Copy every line that contains the string "gray" from the entries below.

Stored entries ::
"""
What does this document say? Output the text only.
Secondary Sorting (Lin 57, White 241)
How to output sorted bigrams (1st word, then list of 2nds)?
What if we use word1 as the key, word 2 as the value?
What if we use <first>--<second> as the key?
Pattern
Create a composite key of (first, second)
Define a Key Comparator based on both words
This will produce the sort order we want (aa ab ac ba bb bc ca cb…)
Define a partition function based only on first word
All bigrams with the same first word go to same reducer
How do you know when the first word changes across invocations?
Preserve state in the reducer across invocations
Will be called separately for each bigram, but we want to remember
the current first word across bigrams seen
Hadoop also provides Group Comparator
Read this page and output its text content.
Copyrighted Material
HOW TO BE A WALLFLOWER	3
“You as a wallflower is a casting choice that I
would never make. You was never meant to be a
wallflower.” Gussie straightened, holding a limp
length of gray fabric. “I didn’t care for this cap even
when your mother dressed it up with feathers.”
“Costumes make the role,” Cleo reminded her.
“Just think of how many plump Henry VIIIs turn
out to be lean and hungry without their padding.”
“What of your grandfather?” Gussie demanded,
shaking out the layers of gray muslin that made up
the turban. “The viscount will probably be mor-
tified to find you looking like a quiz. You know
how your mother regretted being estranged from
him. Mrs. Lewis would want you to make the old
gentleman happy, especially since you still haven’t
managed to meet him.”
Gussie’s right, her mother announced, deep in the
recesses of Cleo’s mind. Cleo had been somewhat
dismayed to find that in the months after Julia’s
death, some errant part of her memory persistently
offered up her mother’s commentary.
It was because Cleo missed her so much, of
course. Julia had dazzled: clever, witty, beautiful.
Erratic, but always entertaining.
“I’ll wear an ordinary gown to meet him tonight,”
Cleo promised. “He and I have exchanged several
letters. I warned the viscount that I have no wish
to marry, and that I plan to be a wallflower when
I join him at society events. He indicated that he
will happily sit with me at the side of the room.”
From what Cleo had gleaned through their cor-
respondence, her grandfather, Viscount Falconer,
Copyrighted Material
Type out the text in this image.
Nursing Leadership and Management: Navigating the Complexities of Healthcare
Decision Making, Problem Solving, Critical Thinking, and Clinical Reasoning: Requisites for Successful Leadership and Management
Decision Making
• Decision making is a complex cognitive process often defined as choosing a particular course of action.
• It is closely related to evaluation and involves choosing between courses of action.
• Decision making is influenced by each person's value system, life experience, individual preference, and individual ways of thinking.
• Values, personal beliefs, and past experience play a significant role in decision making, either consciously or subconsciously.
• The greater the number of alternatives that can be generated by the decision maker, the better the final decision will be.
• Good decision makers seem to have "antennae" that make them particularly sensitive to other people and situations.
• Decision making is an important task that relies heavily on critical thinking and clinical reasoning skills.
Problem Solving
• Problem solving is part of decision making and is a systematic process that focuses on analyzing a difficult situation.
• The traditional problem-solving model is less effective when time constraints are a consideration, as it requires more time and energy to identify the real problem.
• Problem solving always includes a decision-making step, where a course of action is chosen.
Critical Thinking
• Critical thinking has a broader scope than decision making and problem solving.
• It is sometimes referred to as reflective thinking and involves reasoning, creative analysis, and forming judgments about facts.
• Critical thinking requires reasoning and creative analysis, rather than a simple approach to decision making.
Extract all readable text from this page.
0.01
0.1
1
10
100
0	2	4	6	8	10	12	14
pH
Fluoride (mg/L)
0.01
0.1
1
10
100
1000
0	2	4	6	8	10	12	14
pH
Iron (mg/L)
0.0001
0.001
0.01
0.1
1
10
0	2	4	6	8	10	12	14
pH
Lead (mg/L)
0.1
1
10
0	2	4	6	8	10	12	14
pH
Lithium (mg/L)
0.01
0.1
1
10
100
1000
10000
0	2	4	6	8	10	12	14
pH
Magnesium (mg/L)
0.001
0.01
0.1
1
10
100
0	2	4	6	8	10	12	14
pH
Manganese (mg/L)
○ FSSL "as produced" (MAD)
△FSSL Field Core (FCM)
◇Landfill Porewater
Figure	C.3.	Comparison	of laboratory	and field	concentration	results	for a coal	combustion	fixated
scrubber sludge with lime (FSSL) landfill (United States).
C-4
"""
Reply to the exercise ::
length of gray fabric. “I didn’t care for this cap even
shaking out the layers of gray muslin that made up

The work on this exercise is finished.